What you are asked to do: Leave out the pictures; transcribe all else exactly.

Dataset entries
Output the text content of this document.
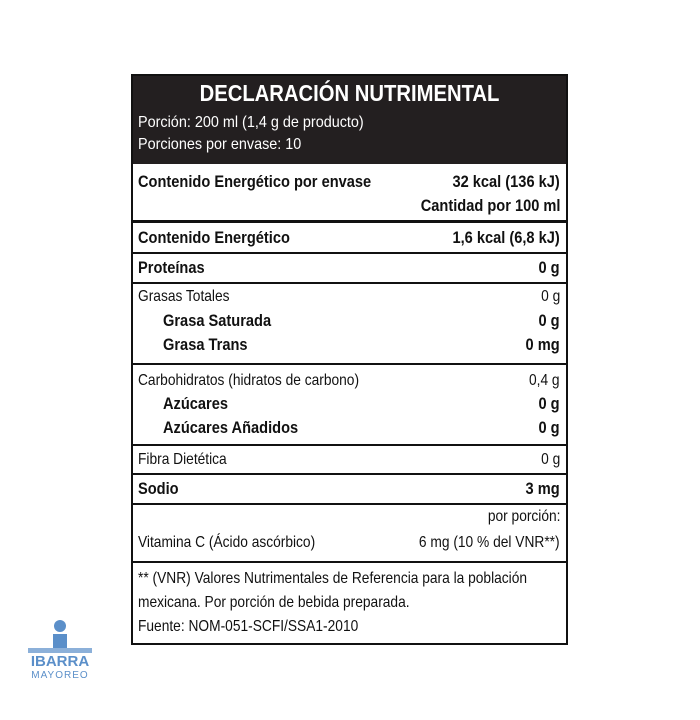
DECLARACIÓN NUTRIMENTAL
Porción: 200 ml (1,4 g de producto)
Porciones por envase: 10
Contenido Energético por envase	32 kcal (136 kJ)
Cantidad por 100 ml
Contenido Energético	1,6 kcal (6,8 kJ)
Proteínas	0 g
Grasas Totales	0 g
Grasa Saturada	0 g
Grasa Trans	0 mg
Carbohidratos (hidratos de carbono)	0,4 g
Azúcares	0 g
Azúcares Añadidos	0 g
Fibra Dietética	0 g
Sodio	3 mg
por porción:
Vitamina C (Ácido ascórbico)	6 mg (10 % del VNR**)
** (VNR) Valores Nutrimentales de Referencia para la población
mexicana. Por porción de bebida preparada.
Fuente: NOM-051-SCFI/SSA1-2010
IBARRA
MAYOREO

Worked answer:
Output the text content of this document.
DECLARACIÓN NUTRIMENTAL
Porción: 200 ml (1,4 g de producto)
Porciones por envase: 10
Contenido Energético por envase	32 kcal (136 kJ)
Cantidad por 100 ml
Contenido Energético	1,6 kcal (6,8 kJ)
Proteínas	0 g
Grasas Totales	0 g
Grasa Saturada	0 g
Grasa Trans	0 mg
Carbohidratos (hidratos de carbono)	0,4 g
Azúcares	0 g
Azúcares Añadidos	0 g
Fibra Dietética	0 g
Sodio	3 mg
por porción:
Vitamina C (Ácido ascórbico)	6 mg (10 % del VNR**)
** (VNR) Valores Nutrimentales de Referencia para la población
mexicana. Por porción de bebida preparada.
Fuente: NOM-051-SCFI/SSA1-2010
IBARRA
MAYOREO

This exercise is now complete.